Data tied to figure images
---*---
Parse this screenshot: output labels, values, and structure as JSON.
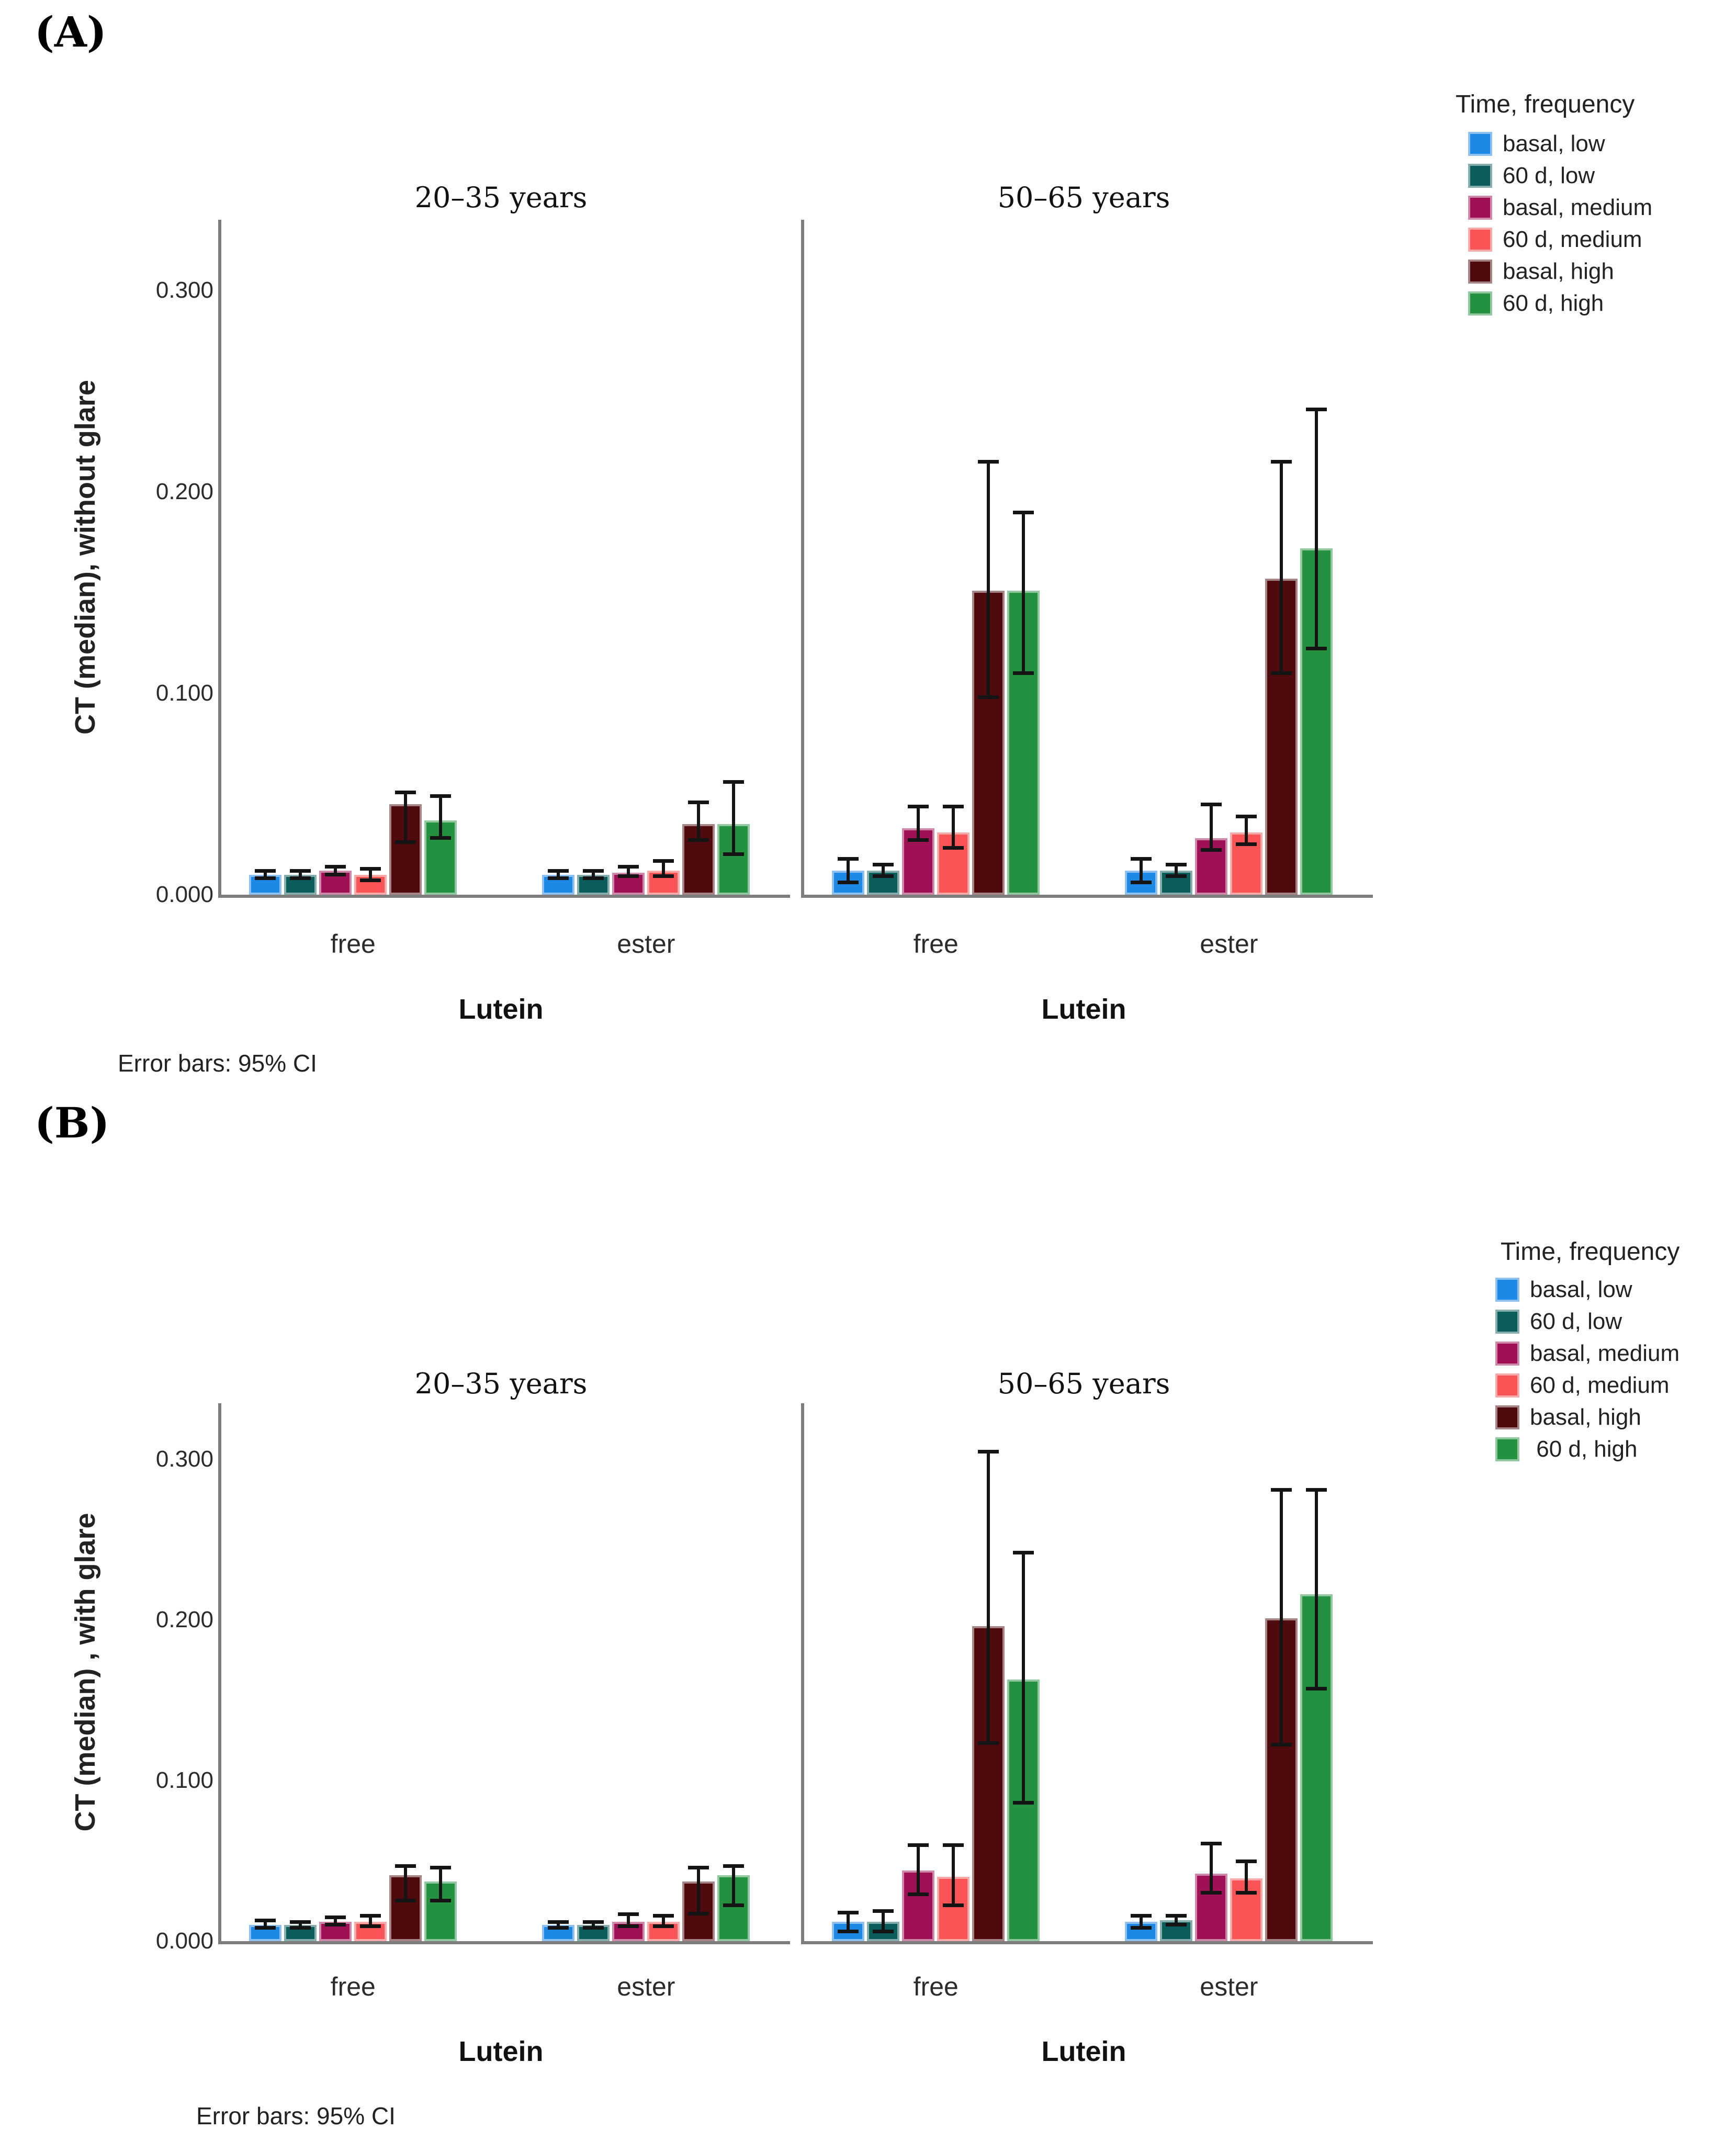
{
  "axis_color": "#7d7d7d",
  "error_bar_color": "#141414",
  "chart_data": [
    {
      "panel_label": "(A)",
      "type": "bar",
      "ylabel": "CT (median), without glare",
      "yticks": [
        "0.300",
        "0.200",
        "0.100",
        "0.000"
      ],
      "ylim": [
        0,
        0.335
      ],
      "xlabel": "Lutein",
      "footnote": "Error bars: 95% CI",
      "legend": {
        "title": "Time, frequency",
        "items": [
          {
            "label": "basal, low",
            "color": "#1E88E5",
            "edge": "#8FC1F0"
          },
          {
            "label": "60 d, low",
            "color": "#0B5D5B",
            "edge": "#85AEAD"
          },
          {
            "label": "basal, medium",
            "color": "#9E1255",
            "edge": "#CE88AA"
          },
          {
            "label": "60 d, medium",
            "color": "#FA5457",
            "edge": "#FCA9AA"
          },
          {
            "label": "basal, high",
            "color": "#4F0A0D",
            "edge": "#A78486"
          },
          {
            "label": "60 d, high",
            "color": "#23913F",
            "edge": "#91C8A0"
          }
        ]
      },
      "subplots": [
        {
          "title": "20–35 years",
          "categories": [
            "free",
            "ester"
          ],
          "series": [
            {
              "name": "basal, low",
              "values": [
                0.01,
                0.01
              ],
              "ci_low": [
                0.008,
                0.008
              ],
              "ci_high": [
                0.012,
                0.012
              ]
            },
            {
              "name": "60 d, low",
              "values": [
                0.01,
                0.01
              ],
              "ci_low": [
                0.008,
                0.008
              ],
              "ci_high": [
                0.012,
                0.012
              ]
            },
            {
              "name": "basal, medium",
              "values": [
                0.012,
                0.011
              ],
              "ci_low": [
                0.01,
                0.009
              ],
              "ci_high": [
                0.014,
                0.014
              ]
            },
            {
              "name": "60 d, medium",
              "values": [
                0.01,
                0.012
              ],
              "ci_low": [
                0.007,
                0.009
              ],
              "ci_high": [
                0.013,
                0.017
              ]
            },
            {
              "name": "basal, high",
              "values": [
                0.045,
                0.035
              ],
              "ci_low": [
                0.026,
                0.027
              ],
              "ci_high": [
                0.051,
                0.046
              ]
            },
            {
              "name": "60 d, high",
              "values": [
                0.037,
                0.035
              ],
              "ci_low": [
                0.028,
                0.02
              ],
              "ci_high": [
                0.049,
                0.056
              ]
            }
          ]
        },
        {
          "title": "50–65 years",
          "categories": [
            "free",
            "ester"
          ],
          "series": [
            {
              "name": "basal, low",
              "values": [
                0.012,
                0.012
              ],
              "ci_low": [
                0.006,
                0.006
              ],
              "ci_high": [
                0.018,
                0.018
              ]
            },
            {
              "name": "60 d, low",
              "values": [
                0.012,
                0.012
              ],
              "ci_low": [
                0.009,
                0.009
              ],
              "ci_high": [
                0.015,
                0.015
              ]
            },
            {
              "name": "basal, medium",
              "values": [
                0.033,
                0.028
              ],
              "ci_low": [
                0.027,
                0.022
              ],
              "ci_high": [
                0.044,
                0.045
              ]
            },
            {
              "name": "60 d, medium",
              "values": [
                0.031,
                0.031
              ],
              "ci_low": [
                0.023,
                0.025
              ],
              "ci_high": [
                0.044,
                0.039
              ]
            },
            {
              "name": "basal, high",
              "values": [
                0.151,
                0.157
              ],
              "ci_low": [
                0.098,
                0.11
              ],
              "ci_high": [
                0.215,
                0.215
              ]
            },
            {
              "name": "60 d, high",
              "values": [
                0.151,
                0.172
              ],
              "ci_low": [
                0.11,
                0.122
              ],
              "ci_high": [
                0.19,
                0.241
              ]
            }
          ]
        }
      ]
    },
    {
      "panel_label": "(B)",
      "type": "bar",
      "ylabel": "CT (median) , with glare",
      "yticks": [
        "0.300",
        "0.200",
        "0.100",
        "0.000"
      ],
      "ylim": [
        0,
        0.335
      ],
      "xlabel": "Lutein",
      "footnote": "Error bars: 95% CI",
      "legend": {
        "title": "Time, frequency",
        "items": [
          {
            "label": "basal, low",
            "color": "#1E88E5",
            "edge": "#8FC1F0"
          },
          {
            "label": "60 d, low",
            "color": "#0B5D5B",
            "edge": "#85AEAD"
          },
          {
            "label": "basal, medium",
            "color": "#9E1255",
            "edge": "#CE88AA"
          },
          {
            "label": "60 d, medium",
            "color": "#FA5457",
            "edge": "#FCA9AA"
          },
          {
            "label": "basal, high",
            "color": "#4F0A0D",
            "edge": "#A78486"
          },
          {
            "label": " 60 d, high",
            "color": "#23913F",
            "edge": "#91C8A0"
          }
        ]
      },
      "subplots": [
        {
          "title": "20–35 years",
          "categories": [
            "free",
            "ester"
          ],
          "series": [
            {
              "name": "basal, low",
              "values": [
                0.01,
                0.01
              ],
              "ci_low": [
                0.008,
                0.008
              ],
              "ci_high": [
                0.013,
                0.012
              ]
            },
            {
              "name": "60 d, low",
              "values": [
                0.01,
                0.01
              ],
              "ci_low": [
                0.008,
                0.008
              ],
              "ci_high": [
                0.012,
                0.012
              ]
            },
            {
              "name": "basal, medium",
              "values": [
                0.012,
                0.012
              ],
              "ci_low": [
                0.01,
                0.009
              ],
              "ci_high": [
                0.015,
                0.017
              ]
            },
            {
              "name": "60 d, medium",
              "values": [
                0.012,
                0.012
              ],
              "ci_low": [
                0.009,
                0.009
              ],
              "ci_high": [
                0.016,
                0.016
              ]
            },
            {
              "name": "basal, high",
              "values": [
                0.041,
                0.037
              ],
              "ci_low": [
                0.025,
                0.017
              ],
              "ci_high": [
                0.047,
                0.046
              ]
            },
            {
              "name": "60 d, high",
              "values": [
                0.037,
                0.041
              ],
              "ci_low": [
                0.025,
                0.022
              ],
              "ci_high": [
                0.046,
                0.047
              ]
            }
          ]
        },
        {
          "title": "50–65 years",
          "categories": [
            "free",
            "ester"
          ],
          "series": [
            {
              "name": "basal, low",
              "values": [
                0.012,
                0.012
              ],
              "ci_low": [
                0.006,
                0.008
              ],
              "ci_high": [
                0.018,
                0.016
              ]
            },
            {
              "name": "60 d, low",
              "values": [
                0.012,
                0.013
              ],
              "ci_low": [
                0.006,
                0.01
              ],
              "ci_high": [
                0.019,
                0.016
              ]
            },
            {
              "name": "basal, medium",
              "values": [
                0.044,
                0.042
              ],
              "ci_low": [
                0.029,
                0.03
              ],
              "ci_high": [
                0.06,
                0.061
              ]
            },
            {
              "name": "60 d, medium",
              "values": [
                0.04,
                0.039
              ],
              "ci_low": [
                0.022,
                0.03
              ],
              "ci_high": [
                0.06,
                0.05
              ]
            },
            {
              "name": "basal, high",
              "values": [
                0.196,
                0.201
              ],
              "ci_low": [
                0.123,
                0.122
              ],
              "ci_high": [
                0.305,
                0.281
              ]
            },
            {
              "name": "60 d, high",
              "values": [
                0.163,
                0.216
              ],
              "ci_low": [
                0.086,
                0.157
              ],
              "ci_high": [
                0.242,
                0.281
              ]
            }
          ]
        }
      ]
    }
  ]
}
---*---
:: Set problem ::
Report only the number of lines in the listing that contain the word "median".

:: Reply ::
2